Stated exercise. Look through the material and tally each line bearing the word "商城分类". Give only the total.

Dataset content.
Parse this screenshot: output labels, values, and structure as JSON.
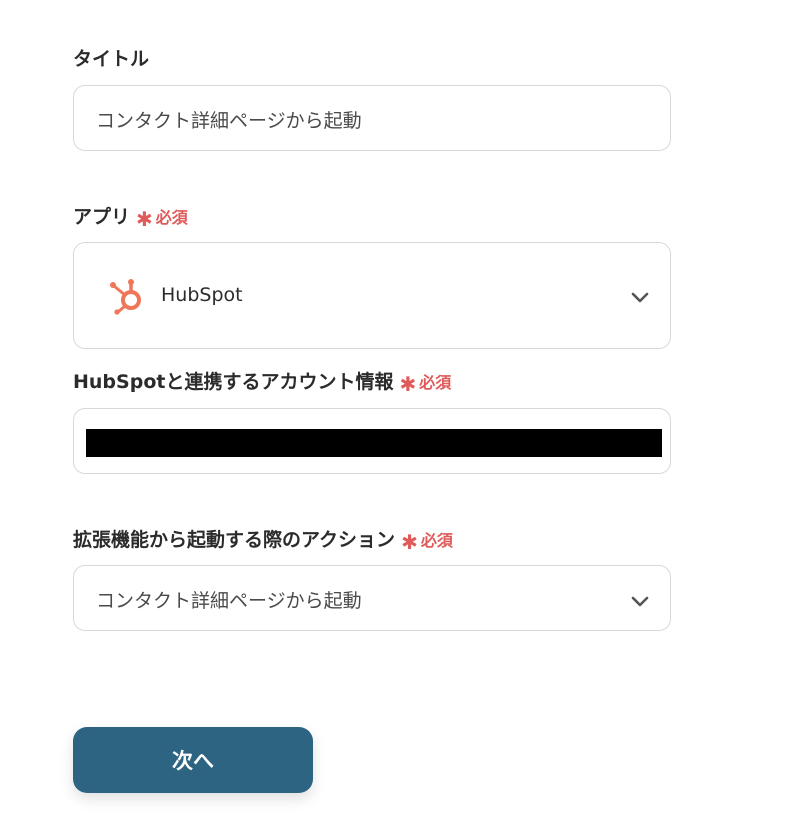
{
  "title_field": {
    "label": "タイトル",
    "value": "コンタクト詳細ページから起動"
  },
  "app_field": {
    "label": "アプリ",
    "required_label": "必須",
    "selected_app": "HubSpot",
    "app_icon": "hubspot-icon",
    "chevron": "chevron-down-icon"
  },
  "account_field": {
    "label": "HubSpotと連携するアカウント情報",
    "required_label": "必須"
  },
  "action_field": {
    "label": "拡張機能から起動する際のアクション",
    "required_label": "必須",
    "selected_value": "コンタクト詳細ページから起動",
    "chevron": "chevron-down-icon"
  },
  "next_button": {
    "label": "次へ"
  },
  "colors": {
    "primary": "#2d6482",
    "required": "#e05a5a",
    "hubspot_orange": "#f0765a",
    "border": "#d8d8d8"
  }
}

--

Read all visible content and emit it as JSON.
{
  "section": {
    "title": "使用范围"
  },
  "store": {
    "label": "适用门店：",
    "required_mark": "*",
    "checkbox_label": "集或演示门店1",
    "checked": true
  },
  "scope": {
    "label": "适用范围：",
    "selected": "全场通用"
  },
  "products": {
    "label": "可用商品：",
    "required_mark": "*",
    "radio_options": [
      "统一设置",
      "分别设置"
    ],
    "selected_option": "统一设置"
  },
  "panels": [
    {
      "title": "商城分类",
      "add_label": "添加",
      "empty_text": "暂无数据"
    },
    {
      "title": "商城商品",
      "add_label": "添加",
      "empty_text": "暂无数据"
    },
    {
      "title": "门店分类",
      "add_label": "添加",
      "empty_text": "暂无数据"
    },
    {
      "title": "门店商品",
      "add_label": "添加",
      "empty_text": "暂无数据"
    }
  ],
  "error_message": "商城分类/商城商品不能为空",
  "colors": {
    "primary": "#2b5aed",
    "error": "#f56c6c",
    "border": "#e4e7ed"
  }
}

The solution. 2